Records supplied:

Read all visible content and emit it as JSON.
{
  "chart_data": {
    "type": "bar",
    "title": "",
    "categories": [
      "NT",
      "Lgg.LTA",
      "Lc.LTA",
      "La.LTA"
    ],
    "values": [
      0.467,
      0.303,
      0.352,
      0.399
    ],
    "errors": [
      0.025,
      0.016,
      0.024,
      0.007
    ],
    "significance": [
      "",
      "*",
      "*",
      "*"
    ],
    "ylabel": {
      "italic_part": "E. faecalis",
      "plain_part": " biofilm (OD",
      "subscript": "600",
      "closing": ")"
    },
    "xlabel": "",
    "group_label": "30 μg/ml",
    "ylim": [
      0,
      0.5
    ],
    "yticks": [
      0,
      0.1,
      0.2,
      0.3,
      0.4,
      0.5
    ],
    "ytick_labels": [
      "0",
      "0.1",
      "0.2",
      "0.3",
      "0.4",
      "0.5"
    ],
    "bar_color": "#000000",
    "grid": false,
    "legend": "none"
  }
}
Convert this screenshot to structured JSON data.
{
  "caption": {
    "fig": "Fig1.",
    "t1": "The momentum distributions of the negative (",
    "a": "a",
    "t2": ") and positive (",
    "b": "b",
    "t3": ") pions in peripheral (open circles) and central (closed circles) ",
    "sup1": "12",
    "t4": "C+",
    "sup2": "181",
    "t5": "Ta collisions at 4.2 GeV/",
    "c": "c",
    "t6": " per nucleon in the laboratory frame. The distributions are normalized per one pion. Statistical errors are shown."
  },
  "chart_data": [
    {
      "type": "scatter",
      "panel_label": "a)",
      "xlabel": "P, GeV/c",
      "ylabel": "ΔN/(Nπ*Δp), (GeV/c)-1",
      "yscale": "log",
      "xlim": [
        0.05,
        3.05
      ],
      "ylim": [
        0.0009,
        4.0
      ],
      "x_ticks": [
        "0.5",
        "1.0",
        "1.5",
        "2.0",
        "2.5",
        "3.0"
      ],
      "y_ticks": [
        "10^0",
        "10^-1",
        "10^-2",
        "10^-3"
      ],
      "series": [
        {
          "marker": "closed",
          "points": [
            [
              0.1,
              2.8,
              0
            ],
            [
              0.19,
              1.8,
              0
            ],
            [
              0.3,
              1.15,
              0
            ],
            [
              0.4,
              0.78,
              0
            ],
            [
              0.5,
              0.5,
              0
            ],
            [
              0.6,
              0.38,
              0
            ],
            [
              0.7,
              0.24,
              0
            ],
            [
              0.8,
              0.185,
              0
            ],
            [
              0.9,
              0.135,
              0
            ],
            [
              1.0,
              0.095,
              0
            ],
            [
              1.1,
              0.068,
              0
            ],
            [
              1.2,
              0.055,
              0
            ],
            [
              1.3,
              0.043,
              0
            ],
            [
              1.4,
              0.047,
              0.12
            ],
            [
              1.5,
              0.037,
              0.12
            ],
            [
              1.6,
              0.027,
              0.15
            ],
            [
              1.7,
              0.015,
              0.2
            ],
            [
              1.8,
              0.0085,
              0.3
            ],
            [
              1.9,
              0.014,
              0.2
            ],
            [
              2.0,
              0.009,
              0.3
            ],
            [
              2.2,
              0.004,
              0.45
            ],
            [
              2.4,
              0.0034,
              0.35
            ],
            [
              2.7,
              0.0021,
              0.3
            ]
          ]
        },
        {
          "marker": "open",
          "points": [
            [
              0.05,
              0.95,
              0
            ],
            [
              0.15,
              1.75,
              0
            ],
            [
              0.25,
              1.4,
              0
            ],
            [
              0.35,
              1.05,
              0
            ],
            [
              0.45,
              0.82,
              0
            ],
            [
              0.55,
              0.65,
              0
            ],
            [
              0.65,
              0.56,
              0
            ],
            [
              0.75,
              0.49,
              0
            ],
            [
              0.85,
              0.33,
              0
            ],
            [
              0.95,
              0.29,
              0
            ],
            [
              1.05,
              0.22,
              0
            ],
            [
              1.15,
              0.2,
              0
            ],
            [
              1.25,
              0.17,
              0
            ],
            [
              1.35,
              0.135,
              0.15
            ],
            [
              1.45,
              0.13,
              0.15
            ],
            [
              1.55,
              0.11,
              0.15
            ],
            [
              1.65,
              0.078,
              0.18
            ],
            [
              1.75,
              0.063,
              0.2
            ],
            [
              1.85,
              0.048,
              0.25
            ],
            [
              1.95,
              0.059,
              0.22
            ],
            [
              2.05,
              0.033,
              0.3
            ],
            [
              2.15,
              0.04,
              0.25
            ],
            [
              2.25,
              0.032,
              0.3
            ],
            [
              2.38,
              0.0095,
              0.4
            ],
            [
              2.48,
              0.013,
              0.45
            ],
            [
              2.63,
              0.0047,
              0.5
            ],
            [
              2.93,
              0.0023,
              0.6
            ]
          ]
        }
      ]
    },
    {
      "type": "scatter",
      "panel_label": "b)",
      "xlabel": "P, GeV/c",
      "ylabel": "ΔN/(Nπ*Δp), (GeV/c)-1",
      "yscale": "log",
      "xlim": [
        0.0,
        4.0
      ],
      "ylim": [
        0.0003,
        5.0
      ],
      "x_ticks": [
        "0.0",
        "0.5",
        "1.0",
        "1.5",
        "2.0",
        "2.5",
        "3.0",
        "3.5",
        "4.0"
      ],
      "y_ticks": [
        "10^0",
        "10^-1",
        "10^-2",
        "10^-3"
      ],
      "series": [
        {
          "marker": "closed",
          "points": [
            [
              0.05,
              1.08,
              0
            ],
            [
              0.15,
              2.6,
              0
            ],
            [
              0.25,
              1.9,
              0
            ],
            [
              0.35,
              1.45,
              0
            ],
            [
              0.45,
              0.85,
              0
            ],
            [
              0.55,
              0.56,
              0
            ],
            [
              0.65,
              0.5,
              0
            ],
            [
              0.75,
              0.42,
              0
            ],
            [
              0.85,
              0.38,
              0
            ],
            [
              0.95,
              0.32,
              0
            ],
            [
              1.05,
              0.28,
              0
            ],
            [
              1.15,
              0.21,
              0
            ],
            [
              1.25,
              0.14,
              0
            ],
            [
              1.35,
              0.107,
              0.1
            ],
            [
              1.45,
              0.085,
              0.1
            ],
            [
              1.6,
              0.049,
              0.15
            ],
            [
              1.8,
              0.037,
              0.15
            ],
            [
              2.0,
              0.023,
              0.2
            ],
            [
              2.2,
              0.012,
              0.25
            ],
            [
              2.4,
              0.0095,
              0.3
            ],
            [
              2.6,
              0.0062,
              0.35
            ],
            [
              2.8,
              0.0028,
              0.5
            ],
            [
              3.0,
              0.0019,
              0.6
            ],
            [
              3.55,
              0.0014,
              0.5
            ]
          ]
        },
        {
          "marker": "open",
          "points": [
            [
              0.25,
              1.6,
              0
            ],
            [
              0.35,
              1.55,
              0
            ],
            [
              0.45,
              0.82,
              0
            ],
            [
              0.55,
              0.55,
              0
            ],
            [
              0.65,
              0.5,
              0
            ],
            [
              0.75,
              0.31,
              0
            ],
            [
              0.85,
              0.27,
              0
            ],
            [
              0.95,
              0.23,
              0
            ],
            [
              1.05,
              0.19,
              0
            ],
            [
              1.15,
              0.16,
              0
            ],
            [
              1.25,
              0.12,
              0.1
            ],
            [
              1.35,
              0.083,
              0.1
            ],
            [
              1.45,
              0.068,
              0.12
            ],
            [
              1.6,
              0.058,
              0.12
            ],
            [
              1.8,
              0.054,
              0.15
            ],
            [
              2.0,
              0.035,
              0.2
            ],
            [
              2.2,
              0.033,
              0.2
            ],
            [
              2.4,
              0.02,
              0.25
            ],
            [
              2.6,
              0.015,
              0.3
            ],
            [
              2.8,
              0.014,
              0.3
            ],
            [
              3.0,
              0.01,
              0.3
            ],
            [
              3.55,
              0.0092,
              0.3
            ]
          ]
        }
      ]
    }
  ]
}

What you are asked to do:
Give the number of lines in the listing above that hold the string "JSON", with nothing else.

Result below:
2